— START OF Data to use —

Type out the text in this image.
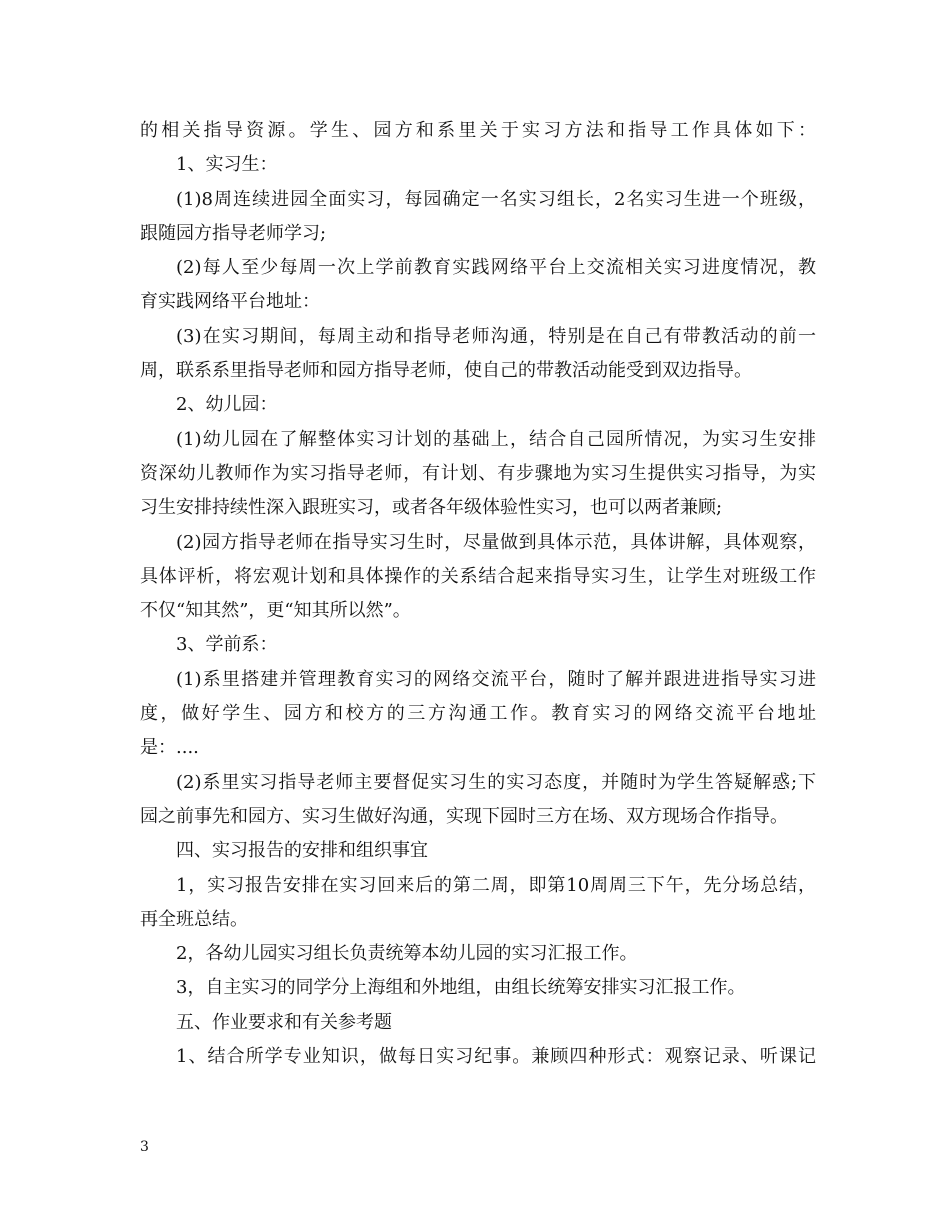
的相关指导资源。学生、园方和系里关于实习方法和指导工作具体如下：
1、实习生：
(1)8周连续进园全面实习，每园确定一名实习组长，2名实习生进一个班级，
跟随园方指导老师学习;
(2)每人至少每周一次上学前教育实践网络平台上交流相关实习进度情况，教
育实践网络平台地址：
(3)在实习期间，每周主动和指导老师沟通，特别是在自己有带教活动的前一
周，联系系里指导老师和园方指导老师，使自己的带教活动能受到双边指导。
2、幼儿园：
(1)幼儿园在了解整体实习计划的基础上，结合自己园所情况，为实习生安排
资深幼儿教师作为实习指导老师，有计划、有步骤地为实习生提供实习指导，为实
习生安排持续性深入跟班实习，或者各年级体验性实习，也可以两者兼顾;
(2)园方指导老师在指导实习生时，尽量做到具体示范，具体讲解，具体观察，
具体评析，将宏观计划和具体操作的关系结合起来指导实习生，让学生对班级工作
不仅“知其然”，更“知其所以然”。
3、学前系：
(1)系里搭建并管理教育实习的网络交流平台，随时了解并跟进进指导实习进
度，做好学生、园方和校方的三方沟通工作。教育实习的网络交流平台地址
是：....
(2)系里实习指导老师主要督促实习生的实习态度，并随时为学生答疑解惑;下
园之前事先和园方、实习生做好沟通，实现下园时三方在场、双方现场合作指导。
四、实习报告的安排和组织事宜
1，实习报告安排在实习回来后的第二周，即第10周周三下午，先分场总结，
再全班总结。
2，各幼儿园实习组长负责统筹本幼儿园的实习汇报工作。
3，自主实习的同学分上海组和外地组，由组长统筹安排实习汇报工作。
五、作业要求和有关参考题
1、结合所学专业知识，做每日实习纪事。兼顾四种形式：观察记录、听课记
3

— END OF Data to use —

Prompt - Leave out the pictures and restate everything else word for word.

Solution for this task -
Type out the text in this image.
的相关指导资源。学生、园方和系里关于实习方法和指导工作具体如下：
1、实习生：
(1)8周连续进园全面实习，每园确定一名实习组长，2名实习生进一个班级，
跟随园方指导老师学习;
(2)每人至少每周一次上学前教育实践网络平台上交流相关实习进度情况，教
育实践网络平台地址：
(3)在实习期间，每周主动和指导老师沟通，特别是在自己有带教活动的前一
周，联系系里指导老师和园方指导老师，使自己的带教活动能受到双边指导。
2、幼儿园：
(1)幼儿园在了解整体实习计划的基础上，结合自己园所情况，为实习生安排
资深幼儿教师作为实习指导老师，有计划、有步骤地为实习生提供实习指导，为实
习生安排持续性深入跟班实习，或者各年级体验性实习，也可以两者兼顾;
(2)园方指导老师在指导实习生时，尽量做到具体示范，具体讲解，具体观察，
具体评析，将宏观计划和具体操作的关系结合起来指导实习生，让学生对班级工作
不仅“知其然”，更“知其所以然”。
3、学前系：
(1)系里搭建并管理教育实习的网络交流平台，随时了解并跟进进指导实习进
度，做好学生、园方和校方的三方沟通工作。教育实习的网络交流平台地址
是：....
(2)系里实习指导老师主要督促实习生的实习态度，并随时为学生答疑解惑;下
园之前事先和园方、实习生做好沟通，实现下园时三方在场、双方现场合作指导。
四、实习报告的安排和组织事宜
1，实习报告安排在实习回来后的第二周，即第10周周三下午，先分场总结，
再全班总结。
2，各幼儿园实习组长负责统筹本幼儿园的实习汇报工作。
3，自主实习的同学分上海组和外地组，由组长统筹安排实习汇报工作。
五、作业要求和有关参考题
1、结合所学专业知识，做每日实习纪事。兼顾四种形式：观察记录、听课记
3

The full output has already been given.